- Set problem
Reproduce every line of the entries below, character for character, with nothing added, dropped or changed.

[Begin Data listing]

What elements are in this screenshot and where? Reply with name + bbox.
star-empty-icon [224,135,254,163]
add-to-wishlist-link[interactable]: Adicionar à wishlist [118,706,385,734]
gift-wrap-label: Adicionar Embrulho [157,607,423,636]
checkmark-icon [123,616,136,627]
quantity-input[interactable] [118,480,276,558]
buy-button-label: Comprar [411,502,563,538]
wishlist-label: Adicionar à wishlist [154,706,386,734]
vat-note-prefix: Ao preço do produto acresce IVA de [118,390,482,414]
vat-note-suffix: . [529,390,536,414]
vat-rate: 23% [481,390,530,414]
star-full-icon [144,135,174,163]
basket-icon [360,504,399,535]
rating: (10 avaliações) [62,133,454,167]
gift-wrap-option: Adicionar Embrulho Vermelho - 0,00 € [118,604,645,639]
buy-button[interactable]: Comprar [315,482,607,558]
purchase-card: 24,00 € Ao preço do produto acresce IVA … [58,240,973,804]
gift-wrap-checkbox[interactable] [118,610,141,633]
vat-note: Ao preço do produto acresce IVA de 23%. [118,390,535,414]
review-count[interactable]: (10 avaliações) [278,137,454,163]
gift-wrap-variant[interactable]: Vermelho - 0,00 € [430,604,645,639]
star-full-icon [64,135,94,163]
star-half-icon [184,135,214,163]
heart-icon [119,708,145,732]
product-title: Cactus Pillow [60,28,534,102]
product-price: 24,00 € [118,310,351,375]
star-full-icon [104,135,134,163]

[End Data listing]

- Solution to this problem
What elements are in this screenshot and where? Reply with name + bbox.
star-empty-icon [224,135,254,163]
add-to-wishlist-link[interactable]: Adicionar à wishlist [118,706,385,734]
gift-wrap-label: Adicionar Embrulho [157,607,423,636]
checkmark-icon [123,616,136,627]
quantity-input[interactable] [118,480,276,558]
buy-button-label: Comprar [411,502,563,538]
wishlist-label: Adicionar à wishlist [154,706,386,734]
vat-note-prefix: Ao preço do produto acresce IVA de [118,390,482,414]
vat-note-suffix: . [529,390,536,414]
vat-rate: 23% [481,390,530,414]
star-full-icon [144,135,174,163]
basket-icon [360,504,399,535]
rating: (10 avaliações) [62,133,454,167]
gift-wrap-option: Adicionar Embrulho Vermelho - 0,00 € [118,604,645,639]
buy-button[interactable]: Comprar [315,482,607,558]
purchase-card: 24,00 € Ao preço do produto acresce IVA … [58,240,973,804]
gift-wrap-checkbox[interactable] [118,610,141,633]
vat-note: Ao preço do produto acresce IVA de 23%. [118,390,535,414]
review-count[interactable]: (10 avaliações) [278,137,454,163]
gift-wrap-variant[interactable]: Vermelho - 0,00 € [430,604,645,639]
star-full-icon [64,135,94,163]
star-half-icon [184,135,214,163]
heart-icon [119,708,145,732]
product-title: Cactus Pillow [60,28,534,102]
product-price: 24,00 € [118,310,351,375]
star-full-icon [104,135,134,163]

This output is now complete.